Set the listing down unchanged, minus every embedded image.
DATA ROWS start
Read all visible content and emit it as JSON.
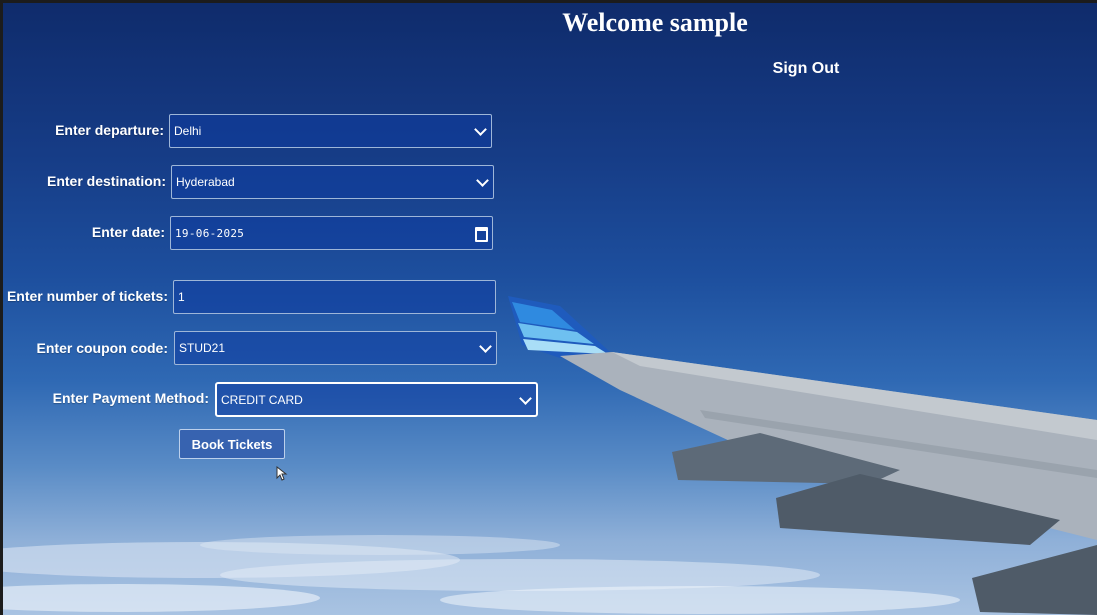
{
  "header": {
    "welcome_text": "Welcome sample",
    "signout_label": "Sign Out"
  },
  "form": {
    "departure": {
      "label": "Enter departure:",
      "value": "Delhi"
    },
    "destination": {
      "label": "Enter destination:",
      "value": "Hyderabad"
    },
    "date": {
      "label": "Enter date:",
      "value": "19-06-2025"
    },
    "tickets": {
      "label": "Enter number of tickets:",
      "value": "1"
    },
    "coupon": {
      "label": "Enter coupon code:",
      "value": "STUD21"
    },
    "payment": {
      "label": "Enter Payment Method:",
      "value": "CREDIT CARD"
    },
    "submit_label": "Book Tickets"
  },
  "icons": {
    "select_arrow": "chevron-down-icon",
    "date_picker": "calendar-icon",
    "pointer": "mouse-cursor-icon"
  },
  "colors": {
    "sky_top": "#0f2b6b",
    "sky_bottom": "#a9c3e2",
    "text": "#ffffff",
    "button_bg": "#3763b0"
  }
}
DATA ROWS end
• **THE COMPLETED TASK**
Read all visible content and emit it as JSON.
{
  "header": {
    "welcome_text": "Welcome sample",
    "signout_label": "Sign Out"
  },
  "form": {
    "departure": {
      "label": "Enter departure:",
      "value": "Delhi"
    },
    "destination": {
      "label": "Enter destination:",
      "value": "Hyderabad"
    },
    "date": {
      "label": "Enter date:",
      "value": "19-06-2025"
    },
    "tickets": {
      "label": "Enter number of tickets:",
      "value": "1"
    },
    "coupon": {
      "label": "Enter coupon code:",
      "value": "STUD21"
    },
    "payment": {
      "label": "Enter Payment Method:",
      "value": "CREDIT CARD"
    },
    "submit_label": "Book Tickets"
  },
  "icons": {
    "select_arrow": "chevron-down-icon",
    "date_picker": "calendar-icon",
    "pointer": "mouse-cursor-icon"
  },
  "colors": {
    "sky_top": "#0f2b6b",
    "sky_bottom": "#a9c3e2",
    "text": "#ffffff",
    "button_bg": "#3763b0"
  }
}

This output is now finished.